Gather, from the listing beneath this task, every line holding the string "category".

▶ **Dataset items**

_ _ _ _ _ _ _

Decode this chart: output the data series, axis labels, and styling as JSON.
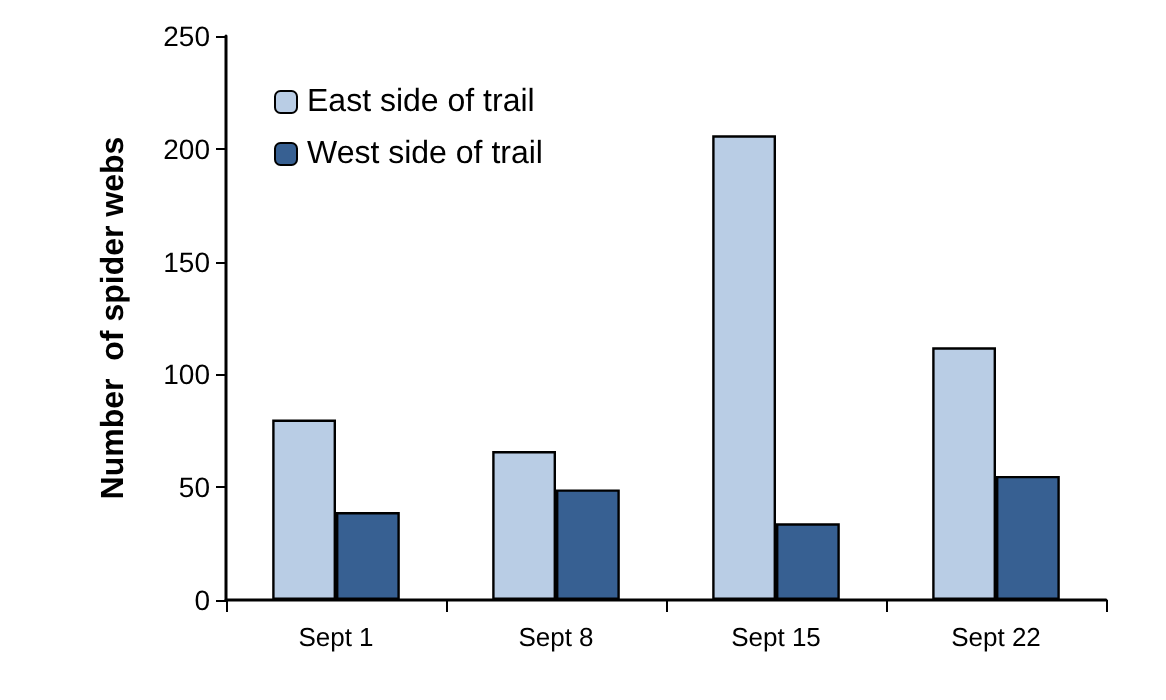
{
  "chart_data": {
    "type": "bar",
    "ylabel": "Number  of spider webs",
    "categories": [
      "Sept 1",
      "Sept 8",
      "Sept 15",
      "Sept 22"
    ],
    "series": [
      {
        "name": "East side of trail",
        "color": "#b9cde5",
        "values": [
          80,
          66,
          206,
          112
        ]
      },
      {
        "name": "West side of trail",
        "color": "#376092",
        "values": [
          39,
          49,
          34,
          55
        ]
      }
    ],
    "ylim": [
      0,
      250
    ],
    "yticks": [
      0,
      50,
      100,
      150,
      200,
      250
    ],
    "grid": false,
    "legend": "top left"
  }
}
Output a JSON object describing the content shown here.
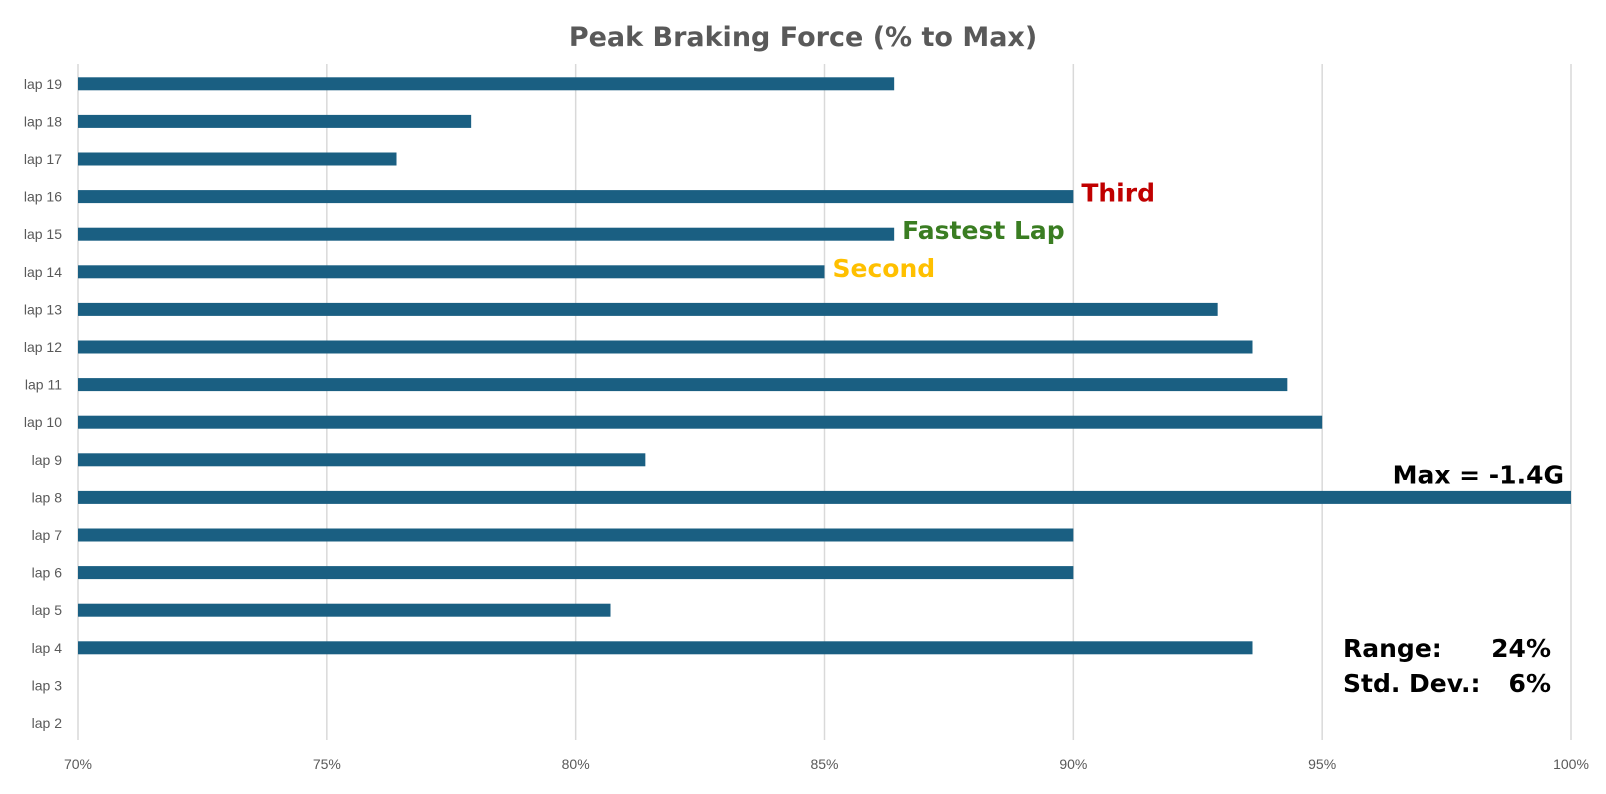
{
  "chart_data": {
    "type": "bar",
    "orientation": "horizontal",
    "title": "Peak Braking Force (% to Max)",
    "xlabel": "",
    "ylabel": "",
    "xlim": [
      70,
      100
    ],
    "x_ticks": [
      70,
      75,
      80,
      85,
      90,
      95,
      100
    ],
    "x_tick_labels": [
      "70%",
      "75%",
      "80%",
      "85%",
      "90%",
      "95%",
      "100%"
    ],
    "grid": "vertical",
    "legend": "none",
    "bar_color": "#1a5f82",
    "categories": [
      "lap 19",
      "lap 18",
      "lap 17",
      "lap 16",
      "lap 15",
      "lap 14",
      "lap 13",
      "lap 12",
      "lap 11",
      "lap 10",
      "lap 9",
      "lap 8",
      "lap 7",
      "lap 6",
      "lap 5",
      "lap 4",
      "lap 3",
      "lap 2"
    ],
    "values": [
      86.4,
      77.9,
      76.4,
      90.0,
      86.4,
      85.0,
      92.9,
      93.6,
      94.3,
      95.0,
      81.4,
      100.0,
      90.0,
      90.0,
      80.7,
      93.6,
      null,
      null
    ],
    "annotations": [
      {
        "category": "lap 16",
        "text": "Third",
        "color": "#c00000"
      },
      {
        "category": "lap 15",
        "text": "Fastest Lap",
        "color": "#3a7d22"
      },
      {
        "category": "lap 14",
        "text": "Second",
        "color": "#ffc000"
      },
      {
        "category": "lap 8",
        "text": "Max = -1.4G",
        "color": "#000000"
      }
    ],
    "stats": [
      {
        "label": "Range:",
        "value": "24%"
      },
      {
        "label": "Std. Dev.:",
        "value": "6%"
      }
    ]
  }
}
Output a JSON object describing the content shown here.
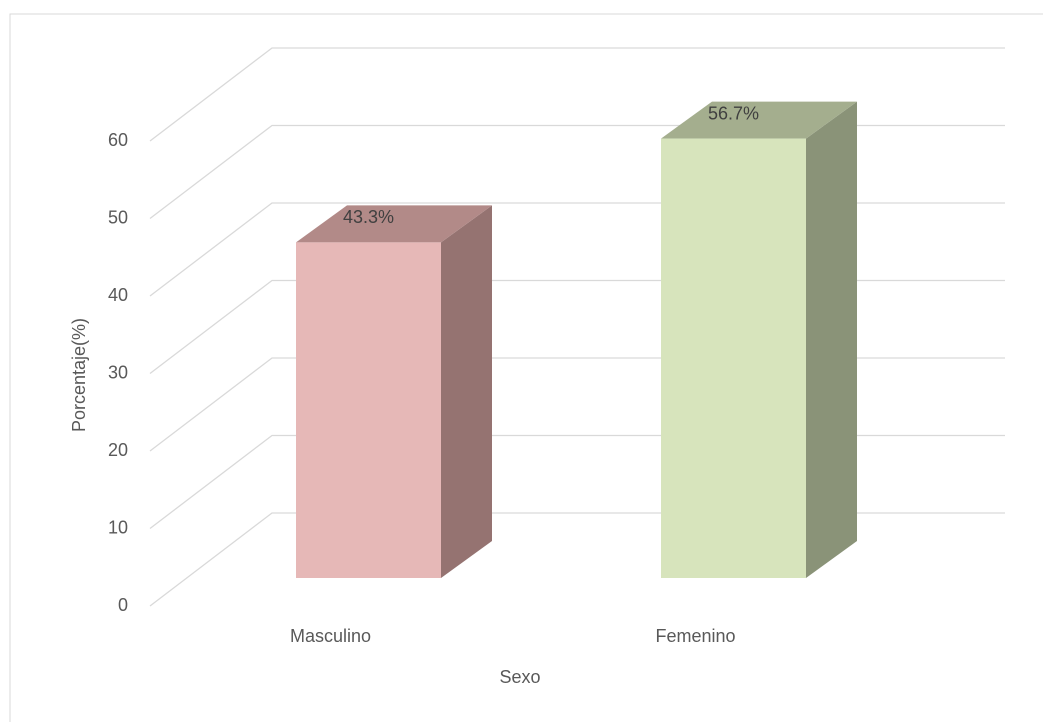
{
  "chart_data": {
    "type": "bar3d",
    "x_label": "Sexo",
    "y_label": "Porcentaje(%)",
    "categories": [
      "Masculino",
      "Femenino"
    ],
    "values": [
      43.3,
      56.7
    ],
    "value_labels": [
      "43.3%",
      "56.7%"
    ],
    "colors": [
      "#e6b8b7",
      "#d7e4bc"
    ],
    "side_colors": [
      "#957371",
      "#8a9378"
    ],
    "top_colors": [
      "#b28a88",
      "#a4ae8e"
    ],
    "ylim": [
      0,
      60
    ],
    "yticks": [
      0,
      10,
      20,
      30,
      40,
      50,
      60
    ],
    "grid": true
  }
}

_ _ _ _ _ _ _

▶ **Full response**
        "category": "lap 16",
        "category": "lap 15",
        "category": "lap 14",
        "category": "lap 8",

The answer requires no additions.